----- RECORDS FOR THIS TASK -----

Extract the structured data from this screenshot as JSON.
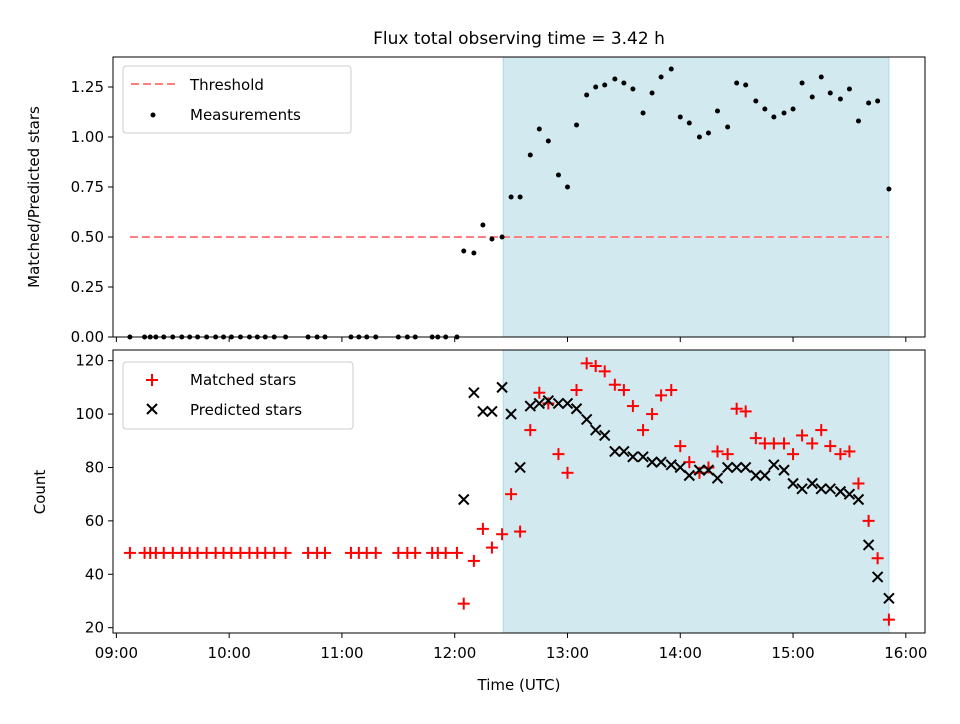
{
  "title": "Flux total observing time = 3.42 h",
  "colors": {
    "threshold": "#ff7f7f",
    "shade": "#d2e9f0",
    "shade_edge": "#add8e6",
    "matched": "#ff0000",
    "predicted": "#000000",
    "measurement": "#000000"
  },
  "chart_data": [
    {
      "type": "scatter",
      "ylabel": "Matched/Predicted stars",
      "xlim": [
        8.97,
        16.17
      ],
      "ylim": [
        0,
        1.4
      ],
      "yticks": [
        "0.00",
        "0.25",
        "0.50",
        "0.75",
        "1.00",
        "1.25"
      ],
      "ytick_values": [
        0,
        0.25,
        0.5,
        0.75,
        1.0,
        1.25
      ],
      "shaded_span": [
        12.43,
        15.85
      ],
      "legend": {
        "placement": "upper left",
        "entries": [
          "Threshold",
          "Measurements"
        ]
      },
      "threshold": {
        "name": "Threshold",
        "value": 0.5,
        "x_range": [
          9.12,
          15.85
        ]
      },
      "series": [
        {
          "name": "Measurements",
          "x": [
            9.12,
            9.25,
            9.3,
            9.35,
            9.42,
            9.5,
            9.58,
            9.65,
            9.72,
            9.8,
            9.88,
            9.95,
            10.02,
            10.1,
            10.18,
            10.25,
            10.32,
            10.4,
            10.5,
            10.7,
            10.78,
            10.85,
            11.08,
            11.15,
            11.22,
            11.3,
            11.5,
            11.58,
            11.65,
            11.8,
            11.85,
            11.92,
            12.02,
            12.08,
            12.17,
            12.25,
            12.33,
            12.42,
            12.5,
            12.58,
            12.67,
            12.75,
            12.83,
            12.92,
            13.0,
            13.08,
            13.17,
            13.25,
            13.33,
            13.42,
            13.5,
            13.58,
            13.67,
            13.75,
            13.83,
            13.92,
            14.0,
            14.08,
            14.17,
            14.25,
            14.33,
            14.42,
            14.5,
            14.58,
            14.67,
            14.75,
            14.83,
            14.92,
            15.0,
            15.08,
            15.17,
            15.25,
            15.33,
            15.42,
            15.5,
            15.58,
            15.67,
            15.75,
            15.85
          ],
          "y": [
            0,
            0,
            0,
            0,
            0,
            0,
            0,
            0,
            0,
            0,
            0,
            0,
            0,
            0,
            0,
            0,
            0,
            0,
            0,
            0,
            0,
            0,
            0,
            0,
            0,
            0,
            0,
            0,
            0,
            0,
            0,
            0,
            0,
            0.43,
            0.42,
            0.56,
            0.49,
            0.5,
            0.7,
            0.7,
            0.91,
            1.04,
            0.98,
            0.81,
            0.75,
            1.06,
            1.21,
            1.25,
            1.26,
            1.29,
            1.27,
            1.24,
            1.12,
            1.22,
            1.3,
            1.34,
            1.1,
            1.07,
            1.0,
            1.02,
            1.13,
            1.05,
            1.27,
            1.26,
            1.18,
            1.14,
            1.1,
            1.12,
            1.14,
            1.27,
            1.2,
            1.3,
            1.22,
            1.19,
            1.24,
            1.08,
            1.17,
            1.18,
            0.74
          ]
        }
      ]
    },
    {
      "type": "scatter",
      "xlabel": "Time (UTC)",
      "ylabel": "Count",
      "xlim": [
        8.97,
        16.17
      ],
      "ylim": [
        18,
        124
      ],
      "xticks": [
        "09:00",
        "10:00",
        "11:00",
        "12:00",
        "13:00",
        "14:00",
        "15:00",
        "16:00"
      ],
      "xtick_values": [
        9,
        10,
        11,
        12,
        13,
        14,
        15,
        16
      ],
      "yticks": [
        "20",
        "40",
        "60",
        "80",
        "100",
        "120"
      ],
      "ytick_values": [
        20,
        40,
        60,
        80,
        100,
        120
      ],
      "shaded_span": [
        12.43,
        15.85
      ],
      "legend": {
        "placement": "upper left",
        "entries": [
          "Matched stars",
          "Predicted stars"
        ]
      },
      "series": [
        {
          "name": "Matched stars",
          "marker": "+",
          "x": [
            9.12,
            9.25,
            9.3,
            9.35,
            9.42,
            9.5,
            9.58,
            9.65,
            9.72,
            9.8,
            9.88,
            9.95,
            10.02,
            10.1,
            10.18,
            10.25,
            10.32,
            10.4,
            10.5,
            10.7,
            10.78,
            10.85,
            11.08,
            11.15,
            11.22,
            11.3,
            11.5,
            11.58,
            11.65,
            11.8,
            11.85,
            11.92,
            12.02,
            12.08,
            12.17,
            12.25,
            12.33,
            12.42,
            12.5,
            12.58,
            12.67,
            12.75,
            12.83,
            12.92,
            13.0,
            13.08,
            13.17,
            13.25,
            13.33,
            13.42,
            13.5,
            13.58,
            13.67,
            13.75,
            13.83,
            13.92,
            14.0,
            14.08,
            14.17,
            14.25,
            14.33,
            14.42,
            14.5,
            14.58,
            14.67,
            14.75,
            14.83,
            14.92,
            15.0,
            15.08,
            15.17,
            15.25,
            15.33,
            15.42,
            15.5,
            15.58,
            15.67,
            15.75,
            15.8,
            15.85
          ],
          "y": [
            48,
            48,
            48,
            48,
            48,
            48,
            48,
            48,
            48,
            48,
            48,
            48,
            48,
            48,
            48,
            48,
            48,
            48,
            48,
            48,
            48,
            48,
            48,
            48,
            48,
            48,
            48,
            48,
            48,
            48,
            48,
            48,
            48,
            29,
            45,
            57,
            50,
            55,
            70,
            56,
            94,
            108,
            104,
            85,
            78,
            109,
            119,
            118,
            116,
            111,
            109,
            103,
            94,
            100,
            107,
            109,
            88,
            82,
            78,
            80,
            86,
            85,
            102,
            101,
            91,
            89,
            89,
            89,
            85,
            92,
            89,
            94,
            88,
            85,
            86,
            74,
            60,
            46,
            null,
            23
          ]
        },
        {
          "name": "Predicted stars",
          "marker": "x",
          "x": [
            12.08,
            12.17,
            12.25,
            12.33,
            12.42,
            12.5,
            12.58,
            12.67,
            12.75,
            12.83,
            12.92,
            13.0,
            13.08,
            13.17,
            13.25,
            13.33,
            13.42,
            13.5,
            13.58,
            13.67,
            13.75,
            13.83,
            13.92,
            14.0,
            14.08,
            14.17,
            14.25,
            14.33,
            14.42,
            14.5,
            14.58,
            14.67,
            14.75,
            14.83,
            14.92,
            15.0,
            15.08,
            15.17,
            15.25,
            15.33,
            15.42,
            15.5,
            15.58,
            15.67,
            15.75,
            15.85
          ],
          "y": [
            68,
            108,
            101,
            101,
            110,
            100,
            80,
            103,
            104,
            105,
            104,
            104,
            102,
            98,
            94,
            92,
            86,
            86,
            84,
            84,
            82,
            82,
            81,
            80,
            77,
            79,
            79,
            76,
            80,
            80,
            80,
            77,
            77,
            81,
            79,
            74,
            72,
            74,
            72,
            72,
            71,
            70,
            68,
            51,
            39,
            31
          ]
        }
      ]
    }
  ]
}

-----

• WORK TO COMPLETE:
Every line above should be returned exactly; the pictures stay out.

• TASK RESPONSE:
Extract the structured data from this screenshot as JSON.
{
  "title": "Flux total observing time = 3.42 h",
  "colors": {
    "threshold": "#ff7f7f",
    "shade": "#d2e9f0",
    "shade_edge": "#add8e6",
    "matched": "#ff0000",
    "predicted": "#000000",
    "measurement": "#000000"
  },
  "chart_data": [
    {
      "type": "scatter",
      "ylabel": "Matched/Predicted stars",
      "xlim": [
        8.97,
        16.17
      ],
      "ylim": [
        0,
        1.4
      ],
      "yticks": [
        "0.00",
        "0.25",
        "0.50",
        "0.75",
        "1.00",
        "1.25"
      ],
      "ytick_values": [
        0,
        0.25,
        0.5,
        0.75,
        1.0,
        1.25
      ],
      "shaded_span": [
        12.43,
        15.85
      ],
      "legend": {
        "placement": "upper left",
        "entries": [
          "Threshold",
          "Measurements"
        ]
      },
      "threshold": {
        "name": "Threshold",
        "value": 0.5,
        "x_range": [
          9.12,
          15.85
        ]
      },
      "series": [
        {
          "name": "Measurements",
          "x": [
            9.12,
            9.25,
            9.3,
            9.35,
            9.42,
            9.5,
            9.58,
            9.65,
            9.72,
            9.8,
            9.88,
            9.95,
            10.02,
            10.1,
            10.18,
            10.25,
            10.32,
            10.4,
            10.5,
            10.7,
            10.78,
            10.85,
            11.08,
            11.15,
            11.22,
            11.3,
            11.5,
            11.58,
            11.65,
            11.8,
            11.85,
            11.92,
            12.02,
            12.08,
            12.17,
            12.25,
            12.33,
            12.42,
            12.5,
            12.58,
            12.67,
            12.75,
            12.83,
            12.92,
            13.0,
            13.08,
            13.17,
            13.25,
            13.33,
            13.42,
            13.5,
            13.58,
            13.67,
            13.75,
            13.83,
            13.92,
            14.0,
            14.08,
            14.17,
            14.25,
            14.33,
            14.42,
            14.5,
            14.58,
            14.67,
            14.75,
            14.83,
            14.92,
            15.0,
            15.08,
            15.17,
            15.25,
            15.33,
            15.42,
            15.5,
            15.58,
            15.67,
            15.75,
            15.85
          ],
          "y": [
            0,
            0,
            0,
            0,
            0,
            0,
            0,
            0,
            0,
            0,
            0,
            0,
            0,
            0,
            0,
            0,
            0,
            0,
            0,
            0,
            0,
            0,
            0,
            0,
            0,
            0,
            0,
            0,
            0,
            0,
            0,
            0,
            0,
            0.43,
            0.42,
            0.56,
            0.49,
            0.5,
            0.7,
            0.7,
            0.91,
            1.04,
            0.98,
            0.81,
            0.75,
            1.06,
            1.21,
            1.25,
            1.26,
            1.29,
            1.27,
            1.24,
            1.12,
            1.22,
            1.3,
            1.34,
            1.1,
            1.07,
            1.0,
            1.02,
            1.13,
            1.05,
            1.27,
            1.26,
            1.18,
            1.14,
            1.1,
            1.12,
            1.14,
            1.27,
            1.2,
            1.3,
            1.22,
            1.19,
            1.24,
            1.08,
            1.17,
            1.18,
            0.74
          ]
        }
      ]
    },
    {
      "type": "scatter",
      "xlabel": "Time (UTC)",
      "ylabel": "Count",
      "xlim": [
        8.97,
        16.17
      ],
      "ylim": [
        18,
        124
      ],
      "xticks": [
        "09:00",
        "10:00",
        "11:00",
        "12:00",
        "13:00",
        "14:00",
        "15:00",
        "16:00"
      ],
      "xtick_values": [
        9,
        10,
        11,
        12,
        13,
        14,
        15,
        16
      ],
      "yticks": [
        "20",
        "40",
        "60",
        "80",
        "100",
        "120"
      ],
      "ytick_values": [
        20,
        40,
        60,
        80,
        100,
        120
      ],
      "shaded_span": [
        12.43,
        15.85
      ],
      "legend": {
        "placement": "upper left",
        "entries": [
          "Matched stars",
          "Predicted stars"
        ]
      },
      "series": [
        {
          "name": "Matched stars",
          "marker": "+",
          "x": [
            9.12,
            9.25,
            9.3,
            9.35,
            9.42,
            9.5,
            9.58,
            9.65,
            9.72,
            9.8,
            9.88,
            9.95,
            10.02,
            10.1,
            10.18,
            10.25,
            10.32,
            10.4,
            10.5,
            10.7,
            10.78,
            10.85,
            11.08,
            11.15,
            11.22,
            11.3,
            11.5,
            11.58,
            11.65,
            11.8,
            11.85,
            11.92,
            12.02,
            12.08,
            12.17,
            12.25,
            12.33,
            12.42,
            12.5,
            12.58,
            12.67,
            12.75,
            12.83,
            12.92,
            13.0,
            13.08,
            13.17,
            13.25,
            13.33,
            13.42,
            13.5,
            13.58,
            13.67,
            13.75,
            13.83,
            13.92,
            14.0,
            14.08,
            14.17,
            14.25,
            14.33,
            14.42,
            14.5,
            14.58,
            14.67,
            14.75,
            14.83,
            14.92,
            15.0,
            15.08,
            15.17,
            15.25,
            15.33,
            15.42,
            15.5,
            15.58,
            15.67,
            15.75,
            15.8,
            15.85
          ],
          "y": [
            48,
            48,
            48,
            48,
            48,
            48,
            48,
            48,
            48,
            48,
            48,
            48,
            48,
            48,
            48,
            48,
            48,
            48,
            48,
            48,
            48,
            48,
            48,
            48,
            48,
            48,
            48,
            48,
            48,
            48,
            48,
            48,
            48,
            29,
            45,
            57,
            50,
            55,
            70,
            56,
            94,
            108,
            104,
            85,
            78,
            109,
            119,
            118,
            116,
            111,
            109,
            103,
            94,
            100,
            107,
            109,
            88,
            82,
            78,
            80,
            86,
            85,
            102,
            101,
            91,
            89,
            89,
            89,
            85,
            92,
            89,
            94,
            88,
            85,
            86,
            74,
            60,
            46,
            null,
            23
          ]
        },
        {
          "name": "Predicted stars",
          "marker": "x",
          "x": [
            12.08,
            12.17,
            12.25,
            12.33,
            12.42,
            12.5,
            12.58,
            12.67,
            12.75,
            12.83,
            12.92,
            13.0,
            13.08,
            13.17,
            13.25,
            13.33,
            13.42,
            13.5,
            13.58,
            13.67,
            13.75,
            13.83,
            13.92,
            14.0,
            14.08,
            14.17,
            14.25,
            14.33,
            14.42,
            14.5,
            14.58,
            14.67,
            14.75,
            14.83,
            14.92,
            15.0,
            15.08,
            15.17,
            15.25,
            15.33,
            15.42,
            15.5,
            15.58,
            15.67,
            15.75,
            15.85
          ],
          "y": [
            68,
            108,
            101,
            101,
            110,
            100,
            80,
            103,
            104,
            105,
            104,
            104,
            102,
            98,
            94,
            92,
            86,
            86,
            84,
            84,
            82,
            82,
            81,
            80,
            77,
            79,
            79,
            76,
            80,
            80,
            80,
            77,
            77,
            81,
            79,
            74,
            72,
            74,
            72,
            72,
            71,
            70,
            68,
            51,
            39,
            31
          ]
        }
      ]
    }
  ]
}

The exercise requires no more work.